*To be done*: In the listing below, locate the lines bearing the word "mantissa". Copy every one of them.

--- START OF Records provided ---

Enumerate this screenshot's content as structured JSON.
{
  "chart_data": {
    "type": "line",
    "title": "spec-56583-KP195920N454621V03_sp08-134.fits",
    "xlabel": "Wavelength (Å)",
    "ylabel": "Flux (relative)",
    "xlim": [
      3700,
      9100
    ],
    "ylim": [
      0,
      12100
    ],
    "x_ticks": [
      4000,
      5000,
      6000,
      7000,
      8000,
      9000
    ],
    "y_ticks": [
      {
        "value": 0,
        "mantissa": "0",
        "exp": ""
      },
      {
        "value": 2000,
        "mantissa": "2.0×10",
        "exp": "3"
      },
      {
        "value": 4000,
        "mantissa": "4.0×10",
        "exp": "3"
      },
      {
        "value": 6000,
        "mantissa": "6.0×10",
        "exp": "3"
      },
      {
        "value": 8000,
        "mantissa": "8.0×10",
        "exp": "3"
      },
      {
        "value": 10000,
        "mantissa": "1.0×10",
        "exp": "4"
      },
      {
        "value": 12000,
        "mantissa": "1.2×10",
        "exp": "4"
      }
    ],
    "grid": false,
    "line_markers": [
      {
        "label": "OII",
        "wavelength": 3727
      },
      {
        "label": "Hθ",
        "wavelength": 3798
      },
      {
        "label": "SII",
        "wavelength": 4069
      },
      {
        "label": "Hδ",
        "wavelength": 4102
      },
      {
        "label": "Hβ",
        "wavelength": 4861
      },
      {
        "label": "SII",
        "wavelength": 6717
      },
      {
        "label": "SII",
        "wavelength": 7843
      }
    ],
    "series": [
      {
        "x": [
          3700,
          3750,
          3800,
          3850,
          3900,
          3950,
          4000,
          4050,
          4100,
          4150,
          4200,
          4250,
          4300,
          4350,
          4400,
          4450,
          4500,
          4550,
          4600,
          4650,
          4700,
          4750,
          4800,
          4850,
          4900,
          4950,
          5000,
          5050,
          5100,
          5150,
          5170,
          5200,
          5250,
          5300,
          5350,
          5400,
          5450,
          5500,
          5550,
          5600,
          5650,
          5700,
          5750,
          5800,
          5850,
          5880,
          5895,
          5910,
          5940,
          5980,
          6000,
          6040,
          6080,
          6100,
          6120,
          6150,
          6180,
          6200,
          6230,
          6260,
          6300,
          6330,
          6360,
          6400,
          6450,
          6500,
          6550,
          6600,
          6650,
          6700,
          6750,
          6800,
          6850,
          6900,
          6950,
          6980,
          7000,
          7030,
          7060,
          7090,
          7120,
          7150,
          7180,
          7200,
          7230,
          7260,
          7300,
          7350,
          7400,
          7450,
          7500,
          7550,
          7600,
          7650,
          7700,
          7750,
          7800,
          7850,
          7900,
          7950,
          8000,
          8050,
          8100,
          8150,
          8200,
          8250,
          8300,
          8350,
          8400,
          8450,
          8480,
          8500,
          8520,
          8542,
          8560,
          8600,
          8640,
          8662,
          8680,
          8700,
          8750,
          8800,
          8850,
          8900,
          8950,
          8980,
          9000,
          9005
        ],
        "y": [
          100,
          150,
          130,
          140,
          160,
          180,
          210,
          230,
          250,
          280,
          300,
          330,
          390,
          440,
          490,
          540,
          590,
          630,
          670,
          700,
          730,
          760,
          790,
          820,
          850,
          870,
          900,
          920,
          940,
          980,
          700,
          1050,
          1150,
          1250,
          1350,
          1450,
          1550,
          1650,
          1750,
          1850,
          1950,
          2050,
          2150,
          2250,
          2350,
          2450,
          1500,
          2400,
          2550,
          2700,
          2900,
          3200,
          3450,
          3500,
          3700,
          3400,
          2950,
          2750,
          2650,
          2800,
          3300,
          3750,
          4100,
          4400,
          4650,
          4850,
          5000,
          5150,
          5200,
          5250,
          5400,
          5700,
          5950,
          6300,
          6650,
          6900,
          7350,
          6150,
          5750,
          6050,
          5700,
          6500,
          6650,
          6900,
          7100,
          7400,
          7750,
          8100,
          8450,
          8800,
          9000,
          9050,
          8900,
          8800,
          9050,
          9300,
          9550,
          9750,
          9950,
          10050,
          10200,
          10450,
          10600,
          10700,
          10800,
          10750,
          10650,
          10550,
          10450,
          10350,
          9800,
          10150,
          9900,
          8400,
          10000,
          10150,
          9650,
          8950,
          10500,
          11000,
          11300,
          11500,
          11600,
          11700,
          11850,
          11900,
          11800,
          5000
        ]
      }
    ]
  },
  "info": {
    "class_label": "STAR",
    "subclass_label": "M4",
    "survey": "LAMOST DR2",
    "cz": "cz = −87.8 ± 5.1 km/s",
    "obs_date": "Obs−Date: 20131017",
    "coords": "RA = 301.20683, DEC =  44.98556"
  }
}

--- END OF Records provided ---

*Task output*:
        "mantissa": "0",
        "mantissa": "2.0×10",
        "mantissa": "4.0×10",
        "mantissa": "6.0×10",
        "mantissa": "8.0×10",
        "mantissa": "1.0×10",
        "mantissa": "1.2×10",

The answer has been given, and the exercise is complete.